>> begin Provided information
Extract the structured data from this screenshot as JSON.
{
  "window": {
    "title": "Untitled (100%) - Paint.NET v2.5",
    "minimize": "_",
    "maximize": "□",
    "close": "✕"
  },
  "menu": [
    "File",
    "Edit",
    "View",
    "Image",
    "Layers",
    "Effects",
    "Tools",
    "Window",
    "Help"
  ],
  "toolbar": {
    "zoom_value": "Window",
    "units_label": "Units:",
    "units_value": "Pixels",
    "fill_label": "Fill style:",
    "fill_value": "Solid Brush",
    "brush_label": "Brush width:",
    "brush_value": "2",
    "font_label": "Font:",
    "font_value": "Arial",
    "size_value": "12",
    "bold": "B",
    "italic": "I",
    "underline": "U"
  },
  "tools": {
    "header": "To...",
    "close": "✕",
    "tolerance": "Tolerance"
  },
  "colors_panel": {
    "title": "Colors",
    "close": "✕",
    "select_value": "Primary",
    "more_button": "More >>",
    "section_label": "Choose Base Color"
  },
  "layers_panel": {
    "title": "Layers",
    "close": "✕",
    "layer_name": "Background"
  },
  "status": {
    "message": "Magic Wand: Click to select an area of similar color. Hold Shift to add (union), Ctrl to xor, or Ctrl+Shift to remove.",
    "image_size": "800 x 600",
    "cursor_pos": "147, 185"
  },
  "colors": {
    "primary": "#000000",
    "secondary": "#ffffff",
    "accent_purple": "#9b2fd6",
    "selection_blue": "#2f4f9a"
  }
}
>> end Provided information
Restate the data above exactly, keeping each word as it stands.

Worked answer:
Extract the structured data from this screenshot as JSON.
{
  "window": {
    "title": "Untitled (100%) - Paint.NET v2.5",
    "minimize": "_",
    "maximize": "□",
    "close": "✕"
  },
  "menu": [
    "File",
    "Edit",
    "View",
    "Image",
    "Layers",
    "Effects",
    "Tools",
    "Window",
    "Help"
  ],
  "toolbar": {
    "zoom_value": "Window",
    "units_label": "Units:",
    "units_value": "Pixels",
    "fill_label": "Fill style:",
    "fill_value": "Solid Brush",
    "brush_label": "Brush width:",
    "brush_value": "2",
    "font_label": "Font:",
    "font_value": "Arial",
    "size_value": "12",
    "bold": "B",
    "italic": "I",
    "underline": "U"
  },
  "tools": {
    "header": "To...",
    "close": "✕",
    "tolerance": "Tolerance"
  },
  "colors_panel": {
    "title": "Colors",
    "close": "✕",
    "select_value": "Primary",
    "more_button": "More >>",
    "section_label": "Choose Base Color"
  },
  "layers_panel": {
    "title": "Layers",
    "close": "✕",
    "layer_name": "Background"
  },
  "status": {
    "message": "Magic Wand: Click to select an area of similar color. Hold Shift to add (union), Ctrl to xor, or Ctrl+Shift to remove.",
    "image_size": "800 x 600",
    "cursor_pos": "147, 185"
  },
  "colors": {
    "primary": "#000000",
    "secondary": "#ffffff",
    "accent_purple": "#9b2fd6",
    "selection_blue": "#2f4f9a"
  }
}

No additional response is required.